** What is asked **
Write out the records again, exactly, leaving none out.

** Task material **
########

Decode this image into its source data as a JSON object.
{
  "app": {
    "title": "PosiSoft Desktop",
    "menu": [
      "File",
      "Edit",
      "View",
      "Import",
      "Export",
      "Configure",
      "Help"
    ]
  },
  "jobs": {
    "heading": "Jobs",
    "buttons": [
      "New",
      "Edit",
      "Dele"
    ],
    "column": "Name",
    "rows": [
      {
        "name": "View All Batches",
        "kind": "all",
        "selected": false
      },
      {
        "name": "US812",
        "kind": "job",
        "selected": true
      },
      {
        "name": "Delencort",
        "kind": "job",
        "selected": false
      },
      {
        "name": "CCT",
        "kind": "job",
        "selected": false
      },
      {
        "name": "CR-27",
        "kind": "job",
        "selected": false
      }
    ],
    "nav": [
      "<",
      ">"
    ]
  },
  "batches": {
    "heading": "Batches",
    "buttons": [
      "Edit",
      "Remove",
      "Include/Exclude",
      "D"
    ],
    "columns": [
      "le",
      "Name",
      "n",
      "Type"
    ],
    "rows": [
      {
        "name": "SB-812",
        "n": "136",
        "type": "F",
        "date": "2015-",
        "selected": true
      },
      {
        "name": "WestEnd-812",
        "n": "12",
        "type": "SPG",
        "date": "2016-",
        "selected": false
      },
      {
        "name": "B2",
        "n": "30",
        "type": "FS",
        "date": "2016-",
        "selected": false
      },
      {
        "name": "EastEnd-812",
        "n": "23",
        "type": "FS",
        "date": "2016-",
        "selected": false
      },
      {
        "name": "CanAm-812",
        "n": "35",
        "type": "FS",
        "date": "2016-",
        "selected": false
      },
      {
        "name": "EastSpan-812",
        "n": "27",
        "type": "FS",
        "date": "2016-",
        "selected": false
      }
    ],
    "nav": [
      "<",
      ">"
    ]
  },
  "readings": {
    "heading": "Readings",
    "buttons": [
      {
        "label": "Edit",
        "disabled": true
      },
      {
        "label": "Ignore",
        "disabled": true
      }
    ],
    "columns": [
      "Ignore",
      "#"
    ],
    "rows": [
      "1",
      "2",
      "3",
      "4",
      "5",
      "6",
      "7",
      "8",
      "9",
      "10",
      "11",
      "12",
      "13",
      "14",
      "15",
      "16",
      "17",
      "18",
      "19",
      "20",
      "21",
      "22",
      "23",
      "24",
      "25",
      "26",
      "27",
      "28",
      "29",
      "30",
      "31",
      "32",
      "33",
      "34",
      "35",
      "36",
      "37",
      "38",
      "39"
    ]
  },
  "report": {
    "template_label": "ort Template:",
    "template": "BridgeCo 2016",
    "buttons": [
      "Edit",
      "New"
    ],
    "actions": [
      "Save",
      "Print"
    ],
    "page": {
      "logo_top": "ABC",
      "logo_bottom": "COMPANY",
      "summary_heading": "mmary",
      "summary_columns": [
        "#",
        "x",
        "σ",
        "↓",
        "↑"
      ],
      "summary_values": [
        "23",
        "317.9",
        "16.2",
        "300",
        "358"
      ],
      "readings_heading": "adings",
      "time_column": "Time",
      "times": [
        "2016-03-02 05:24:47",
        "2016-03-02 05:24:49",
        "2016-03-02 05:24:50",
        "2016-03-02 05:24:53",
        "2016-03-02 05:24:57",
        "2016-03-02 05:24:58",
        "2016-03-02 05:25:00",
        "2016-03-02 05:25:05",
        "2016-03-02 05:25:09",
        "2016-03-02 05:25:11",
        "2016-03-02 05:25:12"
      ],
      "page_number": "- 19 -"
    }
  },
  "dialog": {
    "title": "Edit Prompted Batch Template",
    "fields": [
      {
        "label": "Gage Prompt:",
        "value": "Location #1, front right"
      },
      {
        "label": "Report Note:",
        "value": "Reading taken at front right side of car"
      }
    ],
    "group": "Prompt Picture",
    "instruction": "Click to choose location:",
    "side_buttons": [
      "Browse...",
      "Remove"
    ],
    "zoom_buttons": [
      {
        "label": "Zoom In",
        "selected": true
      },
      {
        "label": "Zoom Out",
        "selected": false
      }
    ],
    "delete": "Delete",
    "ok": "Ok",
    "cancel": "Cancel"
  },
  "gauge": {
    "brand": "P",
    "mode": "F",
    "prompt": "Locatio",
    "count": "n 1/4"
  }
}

########

** Result of this task **
Decode this image into its source data as a JSON object.
{
  "app": {
    "title": "PosiSoft Desktop",
    "menu": [
      "File",
      "Edit",
      "View",
      "Import",
      "Export",
      "Configure",
      "Help"
    ]
  },
  "jobs": {
    "heading": "Jobs",
    "buttons": [
      "New",
      "Edit",
      "Dele"
    ],
    "column": "Name",
    "rows": [
      {
        "name": "View All Batches",
        "kind": "all",
        "selected": false
      },
      {
        "name": "US812",
        "kind": "job",
        "selected": true
      },
      {
        "name": "Delencort",
        "kind": "job",
        "selected": false
      },
      {
        "name": "CCT",
        "kind": "job",
        "selected": false
      },
      {
        "name": "CR-27",
        "kind": "job",
        "selected": false
      }
    ],
    "nav": [
      "<",
      ">"
    ]
  },
  "batches": {
    "heading": "Batches",
    "buttons": [
      "Edit",
      "Remove",
      "Include/Exclude",
      "D"
    ],
    "columns": [
      "le",
      "Name",
      "n",
      "Type"
    ],
    "rows": [
      {
        "name": "SB-812",
        "n": "136",
        "type": "F",
        "date": "2015-",
        "selected": true
      },
      {
        "name": "WestEnd-812",
        "n": "12",
        "type": "SPG",
        "date": "2016-",
        "selected": false
      },
      {
        "name": "B2",
        "n": "30",
        "type": "FS",
        "date": "2016-",
        "selected": false
      },
      {
        "name": "EastEnd-812",
        "n": "23",
        "type": "FS",
        "date": "2016-",
        "selected": false
      },
      {
        "name": "CanAm-812",
        "n": "35",
        "type": "FS",
        "date": "2016-",
        "selected": false
      },
      {
        "name": "EastSpan-812",
        "n": "27",
        "type": "FS",
        "date": "2016-",
        "selected": false
      }
    ],
    "nav": [
      "<",
      ">"
    ]
  },
  "readings": {
    "heading": "Readings",
    "buttons": [
      {
        "label": "Edit",
        "disabled": true
      },
      {
        "label": "Ignore",
        "disabled": true
      }
    ],
    "columns": [
      "Ignore",
      "#"
    ],
    "rows": [
      "1",
      "2",
      "3",
      "4",
      "5",
      "6",
      "7",
      "8",
      "9",
      "10",
      "11",
      "12",
      "13",
      "14",
      "15",
      "16",
      "17",
      "18",
      "19",
      "20",
      "21",
      "22",
      "23",
      "24",
      "25",
      "26",
      "27",
      "28",
      "29",
      "30",
      "31",
      "32",
      "33",
      "34",
      "35",
      "36",
      "37",
      "38",
      "39"
    ]
  },
  "report": {
    "template_label": "ort Template:",
    "template": "BridgeCo 2016",
    "buttons": [
      "Edit",
      "New"
    ],
    "actions": [
      "Save",
      "Print"
    ],
    "page": {
      "logo_top": "ABC",
      "logo_bottom": "COMPANY",
      "summary_heading": "mmary",
      "summary_columns": [
        "#",
        "x",
        "σ",
        "↓",
        "↑"
      ],
      "summary_values": [
        "23",
        "317.9",
        "16.2",
        "300",
        "358"
      ],
      "readings_heading": "adings",
      "time_column": "Time",
      "times": [
        "2016-03-02 05:24:47",
        "2016-03-02 05:24:49",
        "2016-03-02 05:24:50",
        "2016-03-02 05:24:53",
        "2016-03-02 05:24:57",
        "2016-03-02 05:24:58",
        "2016-03-02 05:25:00",
        "2016-03-02 05:25:05",
        "2016-03-02 05:25:09",
        "2016-03-02 05:25:11",
        "2016-03-02 05:25:12"
      ],
      "page_number": "- 19 -"
    }
  },
  "dialog": {
    "title": "Edit Prompted Batch Template",
    "fields": [
      {
        "label": "Gage Prompt:",
        "value": "Location #1, front right"
      },
      {
        "label": "Report Note:",
        "value": "Reading taken at front right side of car"
      }
    ],
    "group": "Prompt Picture",
    "instruction": "Click to choose location:",
    "side_buttons": [
      "Browse...",
      "Remove"
    ],
    "zoom_buttons": [
      {
        "label": "Zoom In",
        "selected": true
      },
      {
        "label": "Zoom Out",
        "selected": false
      }
    ],
    "delete": "Delete",
    "ok": "Ok",
    "cancel": "Cancel"
  },
  "gauge": {
    "brand": "P",
    "mode": "F",
    "prompt": "Locatio",
    "count": "n 1/4"
  }
}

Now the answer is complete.